=== WHAT YOU SHOULD DO ===
For the listing below, give the count of lines containing "diag", and no other text.

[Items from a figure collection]
****************************************

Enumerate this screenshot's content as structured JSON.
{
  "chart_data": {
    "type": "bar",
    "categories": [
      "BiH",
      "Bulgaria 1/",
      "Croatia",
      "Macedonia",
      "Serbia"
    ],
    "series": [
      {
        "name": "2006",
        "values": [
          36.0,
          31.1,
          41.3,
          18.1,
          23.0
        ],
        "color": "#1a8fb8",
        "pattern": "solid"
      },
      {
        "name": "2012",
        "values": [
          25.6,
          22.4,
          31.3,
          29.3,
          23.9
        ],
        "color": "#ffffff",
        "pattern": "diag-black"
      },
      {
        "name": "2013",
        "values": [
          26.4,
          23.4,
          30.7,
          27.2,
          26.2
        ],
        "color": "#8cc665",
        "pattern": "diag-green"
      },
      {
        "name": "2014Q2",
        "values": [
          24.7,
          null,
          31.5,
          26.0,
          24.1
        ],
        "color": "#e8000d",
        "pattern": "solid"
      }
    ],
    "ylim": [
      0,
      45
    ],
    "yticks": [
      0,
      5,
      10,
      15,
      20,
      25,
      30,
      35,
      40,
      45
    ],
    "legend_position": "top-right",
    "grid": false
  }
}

****************************************

=== SOLVED EXERCISE ===
2